Extract provided ▸

--

- Occupation: Academic

Academic background
- Alma mater: University of Pennsylvania

Academic work
- Institutions: University of Michigan

= Marilyn Shatz =

American academic

Marilyn Shatz is an American scholar known for her work in language development and discourse. She holds the title of Professor Emerita of Psychology and Linguistics at the University of Michigan, where she worked from 1977 until retiring in 2009.

Shatz investigated child development from a holistic perspective including cognition, social and linguistic influences. She was a pioneer in the study of motherese, which is a type of prosodic-adapted speech used by adults when speaking to an infant. In her work, she defended the interplay of nature and nurture in language development.

== Biography ==

Marilyn Shatz completed her studies in the field of Psychology in the University of Pennsylvania. She received a B. A in 1971, a M.A in 1973, and a Ph.D. in 1975 under the supervision of Rochel Gelman. Her Ph.D. dissertation was entitled "On Understanding Messages: A Study in the Comprehension of Indirect Directives by Young Children". On October, 1st, 1976, Shatz participated of the First Annual Boston University Conference on Language Development, where discussed the role of maternal gestures in first language acquisition.

Shatz joined the Department of Psychology of the University of Michigan in 1977 as an assistant professor and she was continuously promoted to associate professor in 1979 and professor in 1984. Shatz also directed the Program of Linguistics from 1995 until 2000 when this Program recovered its Department status. Shatz was then named the first chair of the Department of Linguistics. During her career, she both published edited several articles and books. After retiring in 2009, Shatz moved to North Carolina and took a position as adjunct professor in the University of North Carolina Wilmington, where she collaborated with students in the field of language development.

--

[Data listing]
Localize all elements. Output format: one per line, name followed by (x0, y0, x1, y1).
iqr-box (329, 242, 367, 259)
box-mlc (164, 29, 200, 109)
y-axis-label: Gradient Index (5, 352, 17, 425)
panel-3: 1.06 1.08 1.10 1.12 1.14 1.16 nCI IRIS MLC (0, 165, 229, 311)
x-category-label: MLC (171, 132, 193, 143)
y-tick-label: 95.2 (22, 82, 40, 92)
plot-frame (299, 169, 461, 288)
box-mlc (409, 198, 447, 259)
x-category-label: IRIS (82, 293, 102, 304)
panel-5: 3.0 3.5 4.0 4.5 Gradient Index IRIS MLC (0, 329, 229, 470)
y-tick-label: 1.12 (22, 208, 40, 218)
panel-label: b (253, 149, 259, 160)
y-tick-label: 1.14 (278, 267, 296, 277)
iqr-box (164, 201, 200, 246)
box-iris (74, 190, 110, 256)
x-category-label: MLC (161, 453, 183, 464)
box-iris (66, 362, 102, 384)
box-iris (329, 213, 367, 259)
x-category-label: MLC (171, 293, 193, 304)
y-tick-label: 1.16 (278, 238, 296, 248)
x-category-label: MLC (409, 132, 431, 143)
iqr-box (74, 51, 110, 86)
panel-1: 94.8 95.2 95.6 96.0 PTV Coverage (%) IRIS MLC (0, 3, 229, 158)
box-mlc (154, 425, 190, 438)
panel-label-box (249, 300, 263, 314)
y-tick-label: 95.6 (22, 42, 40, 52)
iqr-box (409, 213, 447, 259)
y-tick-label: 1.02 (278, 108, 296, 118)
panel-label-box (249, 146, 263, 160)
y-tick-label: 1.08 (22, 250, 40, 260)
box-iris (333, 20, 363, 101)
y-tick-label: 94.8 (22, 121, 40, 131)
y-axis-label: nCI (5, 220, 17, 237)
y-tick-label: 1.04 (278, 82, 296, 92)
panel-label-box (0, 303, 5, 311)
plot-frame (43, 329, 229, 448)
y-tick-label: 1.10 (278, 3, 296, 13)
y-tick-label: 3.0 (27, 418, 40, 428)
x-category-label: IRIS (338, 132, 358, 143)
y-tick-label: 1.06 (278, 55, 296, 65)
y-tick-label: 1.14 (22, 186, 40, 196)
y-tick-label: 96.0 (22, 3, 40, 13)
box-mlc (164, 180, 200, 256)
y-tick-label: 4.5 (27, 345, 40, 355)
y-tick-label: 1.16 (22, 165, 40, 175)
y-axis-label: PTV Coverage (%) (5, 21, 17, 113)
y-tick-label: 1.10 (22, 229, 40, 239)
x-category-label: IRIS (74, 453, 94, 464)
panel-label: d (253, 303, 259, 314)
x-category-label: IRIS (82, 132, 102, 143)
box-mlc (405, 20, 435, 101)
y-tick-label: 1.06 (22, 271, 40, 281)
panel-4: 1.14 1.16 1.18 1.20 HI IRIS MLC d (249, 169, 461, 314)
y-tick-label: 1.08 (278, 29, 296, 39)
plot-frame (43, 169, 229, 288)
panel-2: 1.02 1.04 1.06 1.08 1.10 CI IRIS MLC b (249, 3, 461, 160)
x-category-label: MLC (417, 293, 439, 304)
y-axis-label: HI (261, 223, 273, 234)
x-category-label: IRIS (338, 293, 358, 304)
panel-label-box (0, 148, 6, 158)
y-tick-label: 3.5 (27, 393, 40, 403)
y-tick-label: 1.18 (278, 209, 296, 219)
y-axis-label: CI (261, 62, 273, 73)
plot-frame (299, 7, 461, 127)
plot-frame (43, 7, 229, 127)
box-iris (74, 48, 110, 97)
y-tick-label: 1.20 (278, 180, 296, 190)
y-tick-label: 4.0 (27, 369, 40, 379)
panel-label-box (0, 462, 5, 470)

--

Tasks to complete ▸
**A)** Print the passage of the article on Marilyn Shatz from "American academic" up to and including "in language development.".
**B)** According to the article on Marilyn Shatz, who supervised her Ph.D.?
The entries in the data listing are separate from the article on Marilyn Shatz.

Per-task answers ▸
**A)**
American academic

Marilyn Shatz is an American scholar known for her work in language development and discourse. She holds the title of Professor Emerita of Psychology and Linguistics at the University of Michigan, where she worked from 1977 until retiring in 2009.

Shatz investigated child development from a holistic perspective including cognition, social and linguistic influences. She was a pioneer in the study of motherese, which is a type of prosodic-adapted speech used by adults when speaking to an infant. In her work, she defended the interplay of nature and nurture in language development.

**B)** Rochel Gelman